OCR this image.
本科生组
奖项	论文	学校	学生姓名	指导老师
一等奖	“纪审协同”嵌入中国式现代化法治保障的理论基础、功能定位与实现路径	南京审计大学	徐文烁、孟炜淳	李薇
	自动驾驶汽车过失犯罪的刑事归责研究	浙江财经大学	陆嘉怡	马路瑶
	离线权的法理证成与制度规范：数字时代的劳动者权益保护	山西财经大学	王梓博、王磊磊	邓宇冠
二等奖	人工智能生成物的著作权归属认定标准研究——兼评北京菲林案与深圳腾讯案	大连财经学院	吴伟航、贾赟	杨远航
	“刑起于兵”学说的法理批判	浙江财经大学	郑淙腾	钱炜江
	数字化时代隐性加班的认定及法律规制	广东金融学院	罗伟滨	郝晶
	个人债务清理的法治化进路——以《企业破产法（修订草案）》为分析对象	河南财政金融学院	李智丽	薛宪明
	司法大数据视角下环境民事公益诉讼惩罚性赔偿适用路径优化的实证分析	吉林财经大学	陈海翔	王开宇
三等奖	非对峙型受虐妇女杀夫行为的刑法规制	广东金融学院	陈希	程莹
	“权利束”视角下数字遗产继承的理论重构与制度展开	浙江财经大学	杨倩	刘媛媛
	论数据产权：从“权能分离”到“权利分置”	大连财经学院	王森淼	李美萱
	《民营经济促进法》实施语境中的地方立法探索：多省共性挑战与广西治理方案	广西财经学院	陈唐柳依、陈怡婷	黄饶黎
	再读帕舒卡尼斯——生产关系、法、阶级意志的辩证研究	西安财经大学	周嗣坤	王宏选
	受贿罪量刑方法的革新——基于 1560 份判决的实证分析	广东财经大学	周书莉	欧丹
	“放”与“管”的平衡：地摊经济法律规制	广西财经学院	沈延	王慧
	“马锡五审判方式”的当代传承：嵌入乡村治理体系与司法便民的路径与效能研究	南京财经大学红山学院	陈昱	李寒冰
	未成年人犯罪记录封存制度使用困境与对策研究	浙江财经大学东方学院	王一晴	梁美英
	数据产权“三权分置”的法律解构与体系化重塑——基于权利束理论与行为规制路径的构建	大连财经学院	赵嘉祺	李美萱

━━━━━━━━━━━━━━━━━━━━

**INSTRUCTIONS TO FOLLOW:**
In the listing, find all lines with the string "广东金融学院" and copy them.

**ANSWER IN FULL:**
	数字化时代隐性加班的认定及法律规制	广东金融学院	罗伟滨	郝晶
三等奖	非对峙型受虐妇女杀夫行为的刑法规制	广东金融学院	陈希	程莹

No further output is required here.